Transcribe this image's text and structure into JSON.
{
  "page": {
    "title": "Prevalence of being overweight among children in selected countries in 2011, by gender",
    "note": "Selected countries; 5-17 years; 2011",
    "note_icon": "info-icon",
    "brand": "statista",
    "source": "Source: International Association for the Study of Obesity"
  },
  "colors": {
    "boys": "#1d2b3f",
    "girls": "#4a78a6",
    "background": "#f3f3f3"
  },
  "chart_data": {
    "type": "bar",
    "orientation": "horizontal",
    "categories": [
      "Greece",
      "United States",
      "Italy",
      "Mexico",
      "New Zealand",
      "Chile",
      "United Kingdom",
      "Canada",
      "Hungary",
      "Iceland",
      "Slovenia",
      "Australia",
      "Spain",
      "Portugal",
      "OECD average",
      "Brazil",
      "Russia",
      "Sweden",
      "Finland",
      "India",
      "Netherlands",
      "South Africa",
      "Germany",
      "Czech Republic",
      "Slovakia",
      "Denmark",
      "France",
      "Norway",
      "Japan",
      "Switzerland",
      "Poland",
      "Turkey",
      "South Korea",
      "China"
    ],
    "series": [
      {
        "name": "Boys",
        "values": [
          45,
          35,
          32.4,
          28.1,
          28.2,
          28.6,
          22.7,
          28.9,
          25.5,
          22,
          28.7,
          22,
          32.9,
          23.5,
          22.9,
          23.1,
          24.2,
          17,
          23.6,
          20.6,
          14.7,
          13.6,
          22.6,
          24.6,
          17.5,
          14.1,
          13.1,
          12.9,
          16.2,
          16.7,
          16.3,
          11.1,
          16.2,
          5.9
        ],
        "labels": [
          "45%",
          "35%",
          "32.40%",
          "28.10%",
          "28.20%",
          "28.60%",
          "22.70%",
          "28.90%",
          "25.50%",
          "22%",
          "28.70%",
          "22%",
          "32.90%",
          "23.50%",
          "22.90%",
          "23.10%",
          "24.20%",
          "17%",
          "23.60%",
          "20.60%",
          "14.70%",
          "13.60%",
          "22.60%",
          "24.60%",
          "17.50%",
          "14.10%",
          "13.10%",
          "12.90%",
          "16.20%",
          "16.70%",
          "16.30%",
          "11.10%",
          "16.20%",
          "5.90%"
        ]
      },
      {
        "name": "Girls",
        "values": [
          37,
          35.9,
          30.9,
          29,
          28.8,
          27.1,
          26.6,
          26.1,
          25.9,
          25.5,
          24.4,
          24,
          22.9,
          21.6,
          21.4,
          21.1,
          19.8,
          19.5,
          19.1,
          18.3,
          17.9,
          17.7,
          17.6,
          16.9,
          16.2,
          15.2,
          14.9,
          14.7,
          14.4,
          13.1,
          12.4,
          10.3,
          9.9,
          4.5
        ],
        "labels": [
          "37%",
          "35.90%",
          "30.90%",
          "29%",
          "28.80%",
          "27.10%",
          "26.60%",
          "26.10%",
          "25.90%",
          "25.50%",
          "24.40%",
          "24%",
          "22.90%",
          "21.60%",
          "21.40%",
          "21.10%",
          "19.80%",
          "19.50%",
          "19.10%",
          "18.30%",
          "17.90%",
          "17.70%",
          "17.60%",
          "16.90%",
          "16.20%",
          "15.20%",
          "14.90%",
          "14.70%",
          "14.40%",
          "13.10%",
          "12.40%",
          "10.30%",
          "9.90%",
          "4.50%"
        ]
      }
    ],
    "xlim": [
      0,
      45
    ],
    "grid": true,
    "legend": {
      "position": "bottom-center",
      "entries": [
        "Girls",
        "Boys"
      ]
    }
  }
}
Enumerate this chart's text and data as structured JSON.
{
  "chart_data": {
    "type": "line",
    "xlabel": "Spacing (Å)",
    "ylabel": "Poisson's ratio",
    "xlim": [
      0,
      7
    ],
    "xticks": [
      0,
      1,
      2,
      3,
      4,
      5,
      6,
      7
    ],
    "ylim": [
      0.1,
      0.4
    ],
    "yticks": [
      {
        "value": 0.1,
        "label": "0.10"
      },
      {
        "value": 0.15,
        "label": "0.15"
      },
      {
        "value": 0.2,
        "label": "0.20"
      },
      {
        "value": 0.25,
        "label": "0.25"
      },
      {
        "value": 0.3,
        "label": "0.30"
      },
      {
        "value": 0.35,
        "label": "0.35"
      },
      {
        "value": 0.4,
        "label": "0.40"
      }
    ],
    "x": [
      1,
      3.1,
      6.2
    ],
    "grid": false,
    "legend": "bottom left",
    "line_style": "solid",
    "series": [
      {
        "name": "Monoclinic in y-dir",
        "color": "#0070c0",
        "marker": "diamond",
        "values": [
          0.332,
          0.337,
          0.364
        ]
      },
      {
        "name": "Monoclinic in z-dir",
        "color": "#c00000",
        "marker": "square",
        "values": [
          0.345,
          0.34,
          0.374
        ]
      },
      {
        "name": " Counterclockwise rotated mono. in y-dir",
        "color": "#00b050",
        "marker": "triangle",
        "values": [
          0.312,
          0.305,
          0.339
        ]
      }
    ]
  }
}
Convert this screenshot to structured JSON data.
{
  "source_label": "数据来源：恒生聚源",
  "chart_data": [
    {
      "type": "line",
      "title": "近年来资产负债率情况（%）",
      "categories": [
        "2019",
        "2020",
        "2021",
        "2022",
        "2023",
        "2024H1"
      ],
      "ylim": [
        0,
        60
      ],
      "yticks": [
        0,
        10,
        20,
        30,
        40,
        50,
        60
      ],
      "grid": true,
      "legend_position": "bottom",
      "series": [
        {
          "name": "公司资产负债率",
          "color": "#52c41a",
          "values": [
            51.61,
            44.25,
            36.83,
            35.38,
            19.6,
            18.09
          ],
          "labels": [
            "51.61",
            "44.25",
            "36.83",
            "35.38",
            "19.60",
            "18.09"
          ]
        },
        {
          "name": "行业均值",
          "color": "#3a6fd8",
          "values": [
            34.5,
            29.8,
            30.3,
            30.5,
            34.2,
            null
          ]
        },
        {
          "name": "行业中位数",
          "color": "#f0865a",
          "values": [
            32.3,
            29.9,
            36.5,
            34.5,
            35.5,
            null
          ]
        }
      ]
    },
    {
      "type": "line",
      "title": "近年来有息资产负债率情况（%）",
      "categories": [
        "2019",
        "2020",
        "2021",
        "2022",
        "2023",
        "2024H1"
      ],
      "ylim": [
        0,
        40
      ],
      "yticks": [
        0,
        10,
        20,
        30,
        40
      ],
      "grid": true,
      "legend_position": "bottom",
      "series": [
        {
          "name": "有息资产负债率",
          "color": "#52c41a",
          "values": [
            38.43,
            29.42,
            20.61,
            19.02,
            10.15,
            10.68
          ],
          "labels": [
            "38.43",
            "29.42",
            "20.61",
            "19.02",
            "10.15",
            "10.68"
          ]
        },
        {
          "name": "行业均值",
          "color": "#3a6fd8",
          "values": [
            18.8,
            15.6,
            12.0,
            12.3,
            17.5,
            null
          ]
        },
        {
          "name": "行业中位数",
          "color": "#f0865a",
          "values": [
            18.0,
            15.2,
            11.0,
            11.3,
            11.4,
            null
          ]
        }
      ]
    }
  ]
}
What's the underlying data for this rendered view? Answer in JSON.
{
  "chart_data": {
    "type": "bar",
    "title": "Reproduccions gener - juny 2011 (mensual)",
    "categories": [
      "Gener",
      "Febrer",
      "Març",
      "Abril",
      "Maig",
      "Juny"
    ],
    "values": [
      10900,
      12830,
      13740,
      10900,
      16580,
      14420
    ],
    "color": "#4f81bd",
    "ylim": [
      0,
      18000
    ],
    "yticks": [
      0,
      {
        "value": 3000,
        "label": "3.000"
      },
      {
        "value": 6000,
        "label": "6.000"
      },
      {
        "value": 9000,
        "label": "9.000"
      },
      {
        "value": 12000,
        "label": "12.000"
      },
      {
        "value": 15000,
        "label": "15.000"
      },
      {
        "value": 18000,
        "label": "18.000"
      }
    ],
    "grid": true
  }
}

= = =

** The problem **
Which lines in the listing above hold the word "Monoclinic"? Show each of them.

** Result of the exercise **
        "name": "Monoclinic in y-dir",
        "name": "Monoclinic in z-dir",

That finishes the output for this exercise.